#### STORED RECORDS:
>> BEGIN
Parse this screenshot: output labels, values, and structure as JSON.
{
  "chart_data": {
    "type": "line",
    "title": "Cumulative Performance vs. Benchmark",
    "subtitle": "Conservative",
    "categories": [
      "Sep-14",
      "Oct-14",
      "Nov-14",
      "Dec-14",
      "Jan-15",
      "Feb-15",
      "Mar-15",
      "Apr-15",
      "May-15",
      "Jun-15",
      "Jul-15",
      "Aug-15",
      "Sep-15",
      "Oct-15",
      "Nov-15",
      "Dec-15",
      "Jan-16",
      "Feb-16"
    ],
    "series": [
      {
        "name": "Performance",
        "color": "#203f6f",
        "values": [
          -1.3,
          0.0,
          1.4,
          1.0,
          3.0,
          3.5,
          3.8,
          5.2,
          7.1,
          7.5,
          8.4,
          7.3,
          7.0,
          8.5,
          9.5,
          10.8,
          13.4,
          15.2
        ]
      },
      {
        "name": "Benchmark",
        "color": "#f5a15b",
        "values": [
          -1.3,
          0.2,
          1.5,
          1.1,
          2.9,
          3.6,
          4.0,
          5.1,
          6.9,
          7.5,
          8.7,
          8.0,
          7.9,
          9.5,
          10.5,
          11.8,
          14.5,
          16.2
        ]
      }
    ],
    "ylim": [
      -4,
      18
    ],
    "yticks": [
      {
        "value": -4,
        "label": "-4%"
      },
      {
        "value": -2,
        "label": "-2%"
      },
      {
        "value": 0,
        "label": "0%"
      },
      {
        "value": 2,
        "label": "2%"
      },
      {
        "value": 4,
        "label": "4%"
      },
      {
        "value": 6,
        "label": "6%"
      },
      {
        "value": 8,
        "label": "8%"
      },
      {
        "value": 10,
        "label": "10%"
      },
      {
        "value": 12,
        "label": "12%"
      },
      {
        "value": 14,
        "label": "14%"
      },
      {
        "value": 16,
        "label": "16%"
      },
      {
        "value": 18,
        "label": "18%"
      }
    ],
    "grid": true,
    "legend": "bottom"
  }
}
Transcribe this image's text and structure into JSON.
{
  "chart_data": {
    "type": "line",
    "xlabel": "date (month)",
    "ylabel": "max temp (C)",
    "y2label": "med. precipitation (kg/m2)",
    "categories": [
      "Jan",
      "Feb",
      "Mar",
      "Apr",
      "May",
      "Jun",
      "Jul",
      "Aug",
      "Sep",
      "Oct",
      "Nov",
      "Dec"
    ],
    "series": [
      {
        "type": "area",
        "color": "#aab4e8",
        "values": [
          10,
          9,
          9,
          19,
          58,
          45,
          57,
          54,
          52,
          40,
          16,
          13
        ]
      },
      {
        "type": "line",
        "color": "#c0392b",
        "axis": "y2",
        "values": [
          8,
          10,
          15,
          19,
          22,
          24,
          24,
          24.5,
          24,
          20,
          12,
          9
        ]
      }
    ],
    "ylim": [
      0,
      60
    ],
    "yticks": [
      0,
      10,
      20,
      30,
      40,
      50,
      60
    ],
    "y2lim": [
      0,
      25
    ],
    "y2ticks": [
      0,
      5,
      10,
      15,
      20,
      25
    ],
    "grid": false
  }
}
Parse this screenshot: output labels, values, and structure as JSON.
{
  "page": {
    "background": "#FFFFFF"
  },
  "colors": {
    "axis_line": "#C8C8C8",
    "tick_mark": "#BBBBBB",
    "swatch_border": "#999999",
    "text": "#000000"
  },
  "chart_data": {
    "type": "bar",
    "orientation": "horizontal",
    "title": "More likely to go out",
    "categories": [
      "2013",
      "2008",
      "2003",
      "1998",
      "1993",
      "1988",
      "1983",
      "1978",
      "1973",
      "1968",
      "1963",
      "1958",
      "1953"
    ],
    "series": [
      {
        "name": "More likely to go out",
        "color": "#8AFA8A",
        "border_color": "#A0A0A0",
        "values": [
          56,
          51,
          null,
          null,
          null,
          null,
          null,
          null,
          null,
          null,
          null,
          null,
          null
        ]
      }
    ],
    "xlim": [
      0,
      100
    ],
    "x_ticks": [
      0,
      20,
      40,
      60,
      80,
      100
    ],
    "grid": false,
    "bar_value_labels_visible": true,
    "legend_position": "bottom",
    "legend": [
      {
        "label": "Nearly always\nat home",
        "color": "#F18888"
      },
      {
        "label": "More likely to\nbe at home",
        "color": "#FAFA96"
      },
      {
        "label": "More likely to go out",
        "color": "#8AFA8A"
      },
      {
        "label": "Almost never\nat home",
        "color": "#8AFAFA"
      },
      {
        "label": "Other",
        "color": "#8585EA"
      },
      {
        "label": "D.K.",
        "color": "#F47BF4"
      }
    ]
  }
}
>> END
#### GIVEN REQUEST:
Every line above should be written out again exactly as it stands.

#### TASK OUTPUT:
Parse this screenshot: output labels, values, and structure as JSON.
{
  "chart_data": {
    "type": "line",
    "title": "Cumulative Performance vs. Benchmark",
    "subtitle": "Conservative",
    "categories": [
      "Sep-14",
      "Oct-14",
      "Nov-14",
      "Dec-14",
      "Jan-15",
      "Feb-15",
      "Mar-15",
      "Apr-15",
      "May-15",
      "Jun-15",
      "Jul-15",
      "Aug-15",
      "Sep-15",
      "Oct-15",
      "Nov-15",
      "Dec-15",
      "Jan-16",
      "Feb-16"
    ],
    "series": [
      {
        "name": "Performance",
        "color": "#203f6f",
        "values": [
          -1.3,
          0.0,
          1.4,
          1.0,
          3.0,
          3.5,
          3.8,
          5.2,
          7.1,
          7.5,
          8.4,
          7.3,
          7.0,
          8.5,
          9.5,
          10.8,
          13.4,
          15.2
        ]
      },
      {
        "name": "Benchmark",
        "color": "#f5a15b",
        "values": [
          -1.3,
          0.2,
          1.5,
          1.1,
          2.9,
          3.6,
          4.0,
          5.1,
          6.9,
          7.5,
          8.7,
          8.0,
          7.9,
          9.5,
          10.5,
          11.8,
          14.5,
          16.2
        ]
      }
    ],
    "ylim": [
      -4,
      18
    ],
    "yticks": [
      {
        "value": -4,
        "label": "-4%"
      },
      {
        "value": -2,
        "label": "-2%"
      },
      {
        "value": 0,
        "label": "0%"
      },
      {
        "value": 2,
        "label": "2%"
      },
      {
        "value": 4,
        "label": "4%"
      },
      {
        "value": 6,
        "label": "6%"
      },
      {
        "value": 8,
        "label": "8%"
      },
      {
        "value": 10,
        "label": "10%"
      },
      {
        "value": 12,
        "label": "12%"
      },
      {
        "value": 14,
        "label": "14%"
      },
      {
        "value": 16,
        "label": "16%"
      },
      {
        "value": 18,
        "label": "18%"
      }
    ],
    "grid": true,
    "legend": "bottom"
  }
}
Transcribe this image's text and structure into JSON.
{
  "chart_data": {
    "type": "line",
    "xlabel": "date (month)",
    "ylabel": "max temp (C)",
    "y2label": "med. precipitation (kg/m2)",
    "categories": [
      "Jan",
      "Feb",
      "Mar",
      "Apr",
      "May",
      "Jun",
      "Jul",
      "Aug",
      "Sep",
      "Oct",
      "Nov",
      "Dec"
    ],
    "series": [
      {
        "type": "area",
        "color": "#aab4e8",
        "values": [
          10,
          9,
          9,
          19,
          58,
          45,
          57,
          54,
          52,
          40,
          16,
          13
        ]
      },
      {
        "type": "line",
        "color": "#c0392b",
        "axis": "y2",
        "values": [
          8,
          10,
          15,
          19,
          22,
          24,
          24,
          24.5,
          24,
          20,
          12,
          9
        ]
      }
    ],
    "ylim": [
      0,
      60
    ],
    "yticks": [
      0,
      10,
      20,
      30,
      40,
      50,
      60
    ],
    "y2lim": [
      0,
      25
    ],
    "y2ticks": [
      0,
      5,
      10,
      15,
      20,
      25
    ],
    "grid": false
  }
}
Parse this screenshot: output labels, values, and structure as JSON.
{
  "page": {
    "background": "#FFFFFF"
  },
  "colors": {
    "axis_line": "#C8C8C8",
    "tick_mark": "#BBBBBB",
    "swatch_border": "#999999",
    "text": "#000000"
  },
  "chart_data": {
    "type": "bar",
    "orientation": "horizontal",
    "title": "More likely to go out",
    "categories": [
      "2013",
      "2008",
      "2003",
      "1998",
      "1993",
      "1988",
      "1983",
      "1978",
      "1973",
      "1968",
      "1963",
      "1958",
      "1953"
    ],
    "series": [
      {
        "name": "More likely to go out",
        "color": "#8AFA8A",
        "border_color": "#A0A0A0",
        "values": [
          56,
          51,
          null,
          null,
          null,
          null,
          null,
          null,
          null,
          null,
          null,
          null,
          null
        ]
      }
    ],
    "xlim": [
      0,
      100
    ],
    "x_ticks": [
      0,
      20,
      40,
      60,
      80,
      100
    ],
    "grid": false,
    "bar_value_labels_visible": true,
    "legend_position": "bottom",
    "legend": [
      {
        "label": "Nearly always\nat home",
        "color": "#F18888"
      },
      {
        "label": "More likely to\nbe at home",
        "color": "#FAFA96"
      },
      {
        "label": "More likely to go out",
        "color": "#8AFA8A"
      },
      {
        "label": "Almost never\nat home",
        "color": "#8AFAFA"
      },
      {
        "label": "Other",
        "color": "#8585EA"
      },
      {
        "label": "D.K.",
        "color": "#F47BF4"
      }
    ]
  }
}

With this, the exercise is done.